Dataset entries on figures

-- START --

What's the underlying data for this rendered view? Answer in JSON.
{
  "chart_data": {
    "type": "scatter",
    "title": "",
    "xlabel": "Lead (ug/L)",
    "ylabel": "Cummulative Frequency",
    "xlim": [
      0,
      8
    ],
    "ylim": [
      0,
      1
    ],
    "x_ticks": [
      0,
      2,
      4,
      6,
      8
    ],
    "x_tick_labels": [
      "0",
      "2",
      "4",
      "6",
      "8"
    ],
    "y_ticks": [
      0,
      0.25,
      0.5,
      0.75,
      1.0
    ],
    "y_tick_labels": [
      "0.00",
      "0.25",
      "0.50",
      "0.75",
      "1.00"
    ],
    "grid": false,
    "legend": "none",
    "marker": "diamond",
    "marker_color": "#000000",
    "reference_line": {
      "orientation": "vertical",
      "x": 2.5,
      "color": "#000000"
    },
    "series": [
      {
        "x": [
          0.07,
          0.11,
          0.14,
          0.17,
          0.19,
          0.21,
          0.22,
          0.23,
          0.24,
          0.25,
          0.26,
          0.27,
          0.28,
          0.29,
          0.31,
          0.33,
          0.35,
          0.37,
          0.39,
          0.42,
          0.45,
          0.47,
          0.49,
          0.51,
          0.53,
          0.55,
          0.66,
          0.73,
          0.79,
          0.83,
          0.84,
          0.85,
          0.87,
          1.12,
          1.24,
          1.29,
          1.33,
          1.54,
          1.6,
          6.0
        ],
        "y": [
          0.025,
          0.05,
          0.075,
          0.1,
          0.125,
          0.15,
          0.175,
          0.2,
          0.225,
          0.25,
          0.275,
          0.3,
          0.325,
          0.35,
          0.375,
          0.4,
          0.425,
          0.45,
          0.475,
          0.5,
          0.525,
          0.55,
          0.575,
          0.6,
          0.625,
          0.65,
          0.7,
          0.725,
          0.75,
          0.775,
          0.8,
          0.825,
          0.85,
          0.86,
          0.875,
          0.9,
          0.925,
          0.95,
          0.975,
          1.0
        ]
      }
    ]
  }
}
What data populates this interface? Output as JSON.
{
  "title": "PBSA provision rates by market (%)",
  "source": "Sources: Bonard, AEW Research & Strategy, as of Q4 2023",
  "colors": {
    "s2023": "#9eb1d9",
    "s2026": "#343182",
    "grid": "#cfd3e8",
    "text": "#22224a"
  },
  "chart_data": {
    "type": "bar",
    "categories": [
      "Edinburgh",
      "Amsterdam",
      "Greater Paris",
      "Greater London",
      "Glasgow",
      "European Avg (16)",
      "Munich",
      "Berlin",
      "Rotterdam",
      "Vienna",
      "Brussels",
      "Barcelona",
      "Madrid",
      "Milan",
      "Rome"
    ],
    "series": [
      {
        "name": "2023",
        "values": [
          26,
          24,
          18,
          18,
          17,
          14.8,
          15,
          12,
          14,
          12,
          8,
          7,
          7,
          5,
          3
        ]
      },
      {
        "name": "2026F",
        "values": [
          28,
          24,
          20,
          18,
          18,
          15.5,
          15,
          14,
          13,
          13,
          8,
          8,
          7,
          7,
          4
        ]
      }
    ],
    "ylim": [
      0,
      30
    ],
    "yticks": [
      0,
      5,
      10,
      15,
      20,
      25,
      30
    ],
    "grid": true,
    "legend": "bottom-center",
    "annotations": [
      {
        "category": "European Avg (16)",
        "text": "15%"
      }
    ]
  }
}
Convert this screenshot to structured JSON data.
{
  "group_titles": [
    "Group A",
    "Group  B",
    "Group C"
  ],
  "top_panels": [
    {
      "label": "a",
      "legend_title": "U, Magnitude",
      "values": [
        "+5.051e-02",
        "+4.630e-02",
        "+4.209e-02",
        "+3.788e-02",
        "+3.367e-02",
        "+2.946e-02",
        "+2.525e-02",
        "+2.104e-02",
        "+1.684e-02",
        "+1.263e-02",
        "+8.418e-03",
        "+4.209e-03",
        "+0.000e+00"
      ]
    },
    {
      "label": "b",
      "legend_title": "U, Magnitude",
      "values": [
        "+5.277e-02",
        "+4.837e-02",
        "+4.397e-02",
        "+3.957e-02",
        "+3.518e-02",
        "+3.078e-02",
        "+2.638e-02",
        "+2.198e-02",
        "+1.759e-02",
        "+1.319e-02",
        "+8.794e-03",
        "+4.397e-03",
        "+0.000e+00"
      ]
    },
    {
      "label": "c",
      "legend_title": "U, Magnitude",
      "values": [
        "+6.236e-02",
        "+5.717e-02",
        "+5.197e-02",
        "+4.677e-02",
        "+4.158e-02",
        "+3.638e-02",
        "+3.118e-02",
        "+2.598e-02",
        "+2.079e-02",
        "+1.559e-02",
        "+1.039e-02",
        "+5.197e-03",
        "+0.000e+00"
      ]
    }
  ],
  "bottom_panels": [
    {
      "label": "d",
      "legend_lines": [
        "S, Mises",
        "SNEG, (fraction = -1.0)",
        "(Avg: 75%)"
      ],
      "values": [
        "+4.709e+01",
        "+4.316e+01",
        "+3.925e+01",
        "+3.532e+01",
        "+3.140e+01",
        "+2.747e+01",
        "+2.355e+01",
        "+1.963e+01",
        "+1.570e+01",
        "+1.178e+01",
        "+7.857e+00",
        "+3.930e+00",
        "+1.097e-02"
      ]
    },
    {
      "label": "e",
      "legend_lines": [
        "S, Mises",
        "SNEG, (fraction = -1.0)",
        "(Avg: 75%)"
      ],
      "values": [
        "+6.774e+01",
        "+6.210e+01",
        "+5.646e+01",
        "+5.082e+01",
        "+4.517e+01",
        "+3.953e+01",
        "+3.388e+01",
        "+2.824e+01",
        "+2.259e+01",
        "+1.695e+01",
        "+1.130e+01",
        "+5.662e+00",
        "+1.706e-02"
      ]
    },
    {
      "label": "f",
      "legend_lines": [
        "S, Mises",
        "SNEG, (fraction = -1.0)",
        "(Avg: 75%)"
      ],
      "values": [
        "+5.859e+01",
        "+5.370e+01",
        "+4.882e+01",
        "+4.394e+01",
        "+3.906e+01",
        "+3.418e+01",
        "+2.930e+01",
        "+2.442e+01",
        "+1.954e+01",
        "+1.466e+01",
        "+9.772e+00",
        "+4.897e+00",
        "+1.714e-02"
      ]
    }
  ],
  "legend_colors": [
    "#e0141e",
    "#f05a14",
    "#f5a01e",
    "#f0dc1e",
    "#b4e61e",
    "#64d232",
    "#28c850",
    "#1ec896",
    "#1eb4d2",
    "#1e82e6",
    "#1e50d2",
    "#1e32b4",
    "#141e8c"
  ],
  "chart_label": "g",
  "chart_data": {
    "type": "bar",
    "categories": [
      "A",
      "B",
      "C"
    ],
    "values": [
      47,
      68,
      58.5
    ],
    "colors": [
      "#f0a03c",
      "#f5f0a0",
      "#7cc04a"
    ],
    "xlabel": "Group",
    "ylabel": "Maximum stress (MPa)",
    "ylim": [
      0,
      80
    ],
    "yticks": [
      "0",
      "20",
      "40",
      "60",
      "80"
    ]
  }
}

-- END --

Check each line of the entries above for the word "ylabel". List the ones that have it.

## Correct response
    "ylabel": "Cummulative Frequency",
    "ylabel": "Maximum stress (MPa)",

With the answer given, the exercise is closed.